> To do
Only a number is wanted: how many lines in these records contain the word "kväll"?

> Input records
--- begin ---
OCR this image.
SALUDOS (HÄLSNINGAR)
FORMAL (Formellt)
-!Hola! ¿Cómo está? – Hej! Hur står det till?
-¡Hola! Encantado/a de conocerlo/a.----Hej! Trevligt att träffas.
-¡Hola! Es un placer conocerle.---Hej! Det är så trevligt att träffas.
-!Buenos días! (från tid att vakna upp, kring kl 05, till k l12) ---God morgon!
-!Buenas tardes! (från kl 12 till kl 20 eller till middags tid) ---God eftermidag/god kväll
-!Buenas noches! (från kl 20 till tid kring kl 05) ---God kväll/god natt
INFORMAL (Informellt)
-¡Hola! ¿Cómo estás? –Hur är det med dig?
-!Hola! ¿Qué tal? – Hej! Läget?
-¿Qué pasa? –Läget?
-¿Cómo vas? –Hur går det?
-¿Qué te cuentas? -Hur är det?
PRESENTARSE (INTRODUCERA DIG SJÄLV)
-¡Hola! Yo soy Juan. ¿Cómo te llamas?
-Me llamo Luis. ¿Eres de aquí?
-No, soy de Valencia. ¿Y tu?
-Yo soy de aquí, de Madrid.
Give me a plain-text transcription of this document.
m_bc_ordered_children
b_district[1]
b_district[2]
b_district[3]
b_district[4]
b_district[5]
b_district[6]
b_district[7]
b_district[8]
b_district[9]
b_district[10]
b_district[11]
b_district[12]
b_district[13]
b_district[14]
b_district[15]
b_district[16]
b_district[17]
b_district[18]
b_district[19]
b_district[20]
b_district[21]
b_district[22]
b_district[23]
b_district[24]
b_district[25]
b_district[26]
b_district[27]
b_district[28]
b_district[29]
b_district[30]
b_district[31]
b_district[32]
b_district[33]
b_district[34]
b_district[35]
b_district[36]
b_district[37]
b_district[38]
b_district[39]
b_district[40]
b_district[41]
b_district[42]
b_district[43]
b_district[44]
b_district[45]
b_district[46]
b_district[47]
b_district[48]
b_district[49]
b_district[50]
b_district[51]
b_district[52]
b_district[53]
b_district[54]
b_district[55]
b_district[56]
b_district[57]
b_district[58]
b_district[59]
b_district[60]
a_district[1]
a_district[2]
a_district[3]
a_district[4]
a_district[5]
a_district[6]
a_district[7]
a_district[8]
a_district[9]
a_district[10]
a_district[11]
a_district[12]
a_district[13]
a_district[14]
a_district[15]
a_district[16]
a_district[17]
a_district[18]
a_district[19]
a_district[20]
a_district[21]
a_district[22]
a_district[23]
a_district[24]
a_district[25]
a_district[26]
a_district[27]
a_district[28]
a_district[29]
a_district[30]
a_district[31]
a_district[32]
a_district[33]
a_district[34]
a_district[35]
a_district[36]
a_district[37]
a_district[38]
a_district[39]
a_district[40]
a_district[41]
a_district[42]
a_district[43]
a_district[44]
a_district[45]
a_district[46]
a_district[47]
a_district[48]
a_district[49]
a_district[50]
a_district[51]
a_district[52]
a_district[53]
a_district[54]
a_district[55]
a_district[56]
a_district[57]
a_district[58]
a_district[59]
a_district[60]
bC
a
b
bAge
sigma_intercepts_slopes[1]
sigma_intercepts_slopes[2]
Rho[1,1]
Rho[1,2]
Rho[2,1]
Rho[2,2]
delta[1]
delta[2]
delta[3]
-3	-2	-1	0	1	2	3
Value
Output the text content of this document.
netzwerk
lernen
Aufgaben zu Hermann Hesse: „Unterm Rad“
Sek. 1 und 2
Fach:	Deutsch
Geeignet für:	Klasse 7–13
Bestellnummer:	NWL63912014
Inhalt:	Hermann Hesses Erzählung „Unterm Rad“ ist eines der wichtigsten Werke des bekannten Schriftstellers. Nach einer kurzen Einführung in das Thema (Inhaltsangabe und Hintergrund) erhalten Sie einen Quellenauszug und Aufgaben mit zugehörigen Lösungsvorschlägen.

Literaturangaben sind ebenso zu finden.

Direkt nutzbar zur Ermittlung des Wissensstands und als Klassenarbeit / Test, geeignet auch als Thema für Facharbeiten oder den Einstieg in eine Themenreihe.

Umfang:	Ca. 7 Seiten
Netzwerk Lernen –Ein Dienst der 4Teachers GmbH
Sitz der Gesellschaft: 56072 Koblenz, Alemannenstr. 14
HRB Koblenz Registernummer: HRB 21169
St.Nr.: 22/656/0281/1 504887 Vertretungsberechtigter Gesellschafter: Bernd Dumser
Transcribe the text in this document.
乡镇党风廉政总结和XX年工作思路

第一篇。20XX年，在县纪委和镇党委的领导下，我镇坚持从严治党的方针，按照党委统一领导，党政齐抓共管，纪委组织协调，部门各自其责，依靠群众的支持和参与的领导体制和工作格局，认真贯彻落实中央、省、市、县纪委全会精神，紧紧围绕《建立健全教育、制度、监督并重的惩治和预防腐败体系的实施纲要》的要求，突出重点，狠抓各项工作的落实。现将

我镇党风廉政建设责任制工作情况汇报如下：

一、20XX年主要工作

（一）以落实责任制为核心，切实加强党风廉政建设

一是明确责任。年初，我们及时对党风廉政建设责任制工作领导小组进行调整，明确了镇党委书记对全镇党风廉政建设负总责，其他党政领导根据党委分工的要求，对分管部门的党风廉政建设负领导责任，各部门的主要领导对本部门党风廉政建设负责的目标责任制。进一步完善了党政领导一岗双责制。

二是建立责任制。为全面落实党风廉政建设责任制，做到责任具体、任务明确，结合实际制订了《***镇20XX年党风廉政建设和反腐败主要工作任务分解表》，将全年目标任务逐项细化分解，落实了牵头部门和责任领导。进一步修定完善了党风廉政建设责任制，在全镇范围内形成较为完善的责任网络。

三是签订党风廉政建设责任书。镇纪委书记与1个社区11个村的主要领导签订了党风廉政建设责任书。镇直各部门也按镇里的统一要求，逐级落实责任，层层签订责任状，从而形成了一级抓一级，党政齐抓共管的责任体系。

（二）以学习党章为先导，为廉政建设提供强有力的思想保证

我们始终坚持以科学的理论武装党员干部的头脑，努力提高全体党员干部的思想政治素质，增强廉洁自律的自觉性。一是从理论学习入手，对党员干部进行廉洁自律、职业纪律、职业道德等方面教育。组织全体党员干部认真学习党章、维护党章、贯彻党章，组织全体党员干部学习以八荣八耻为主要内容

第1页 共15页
--- end ---
> Output for this exercise
2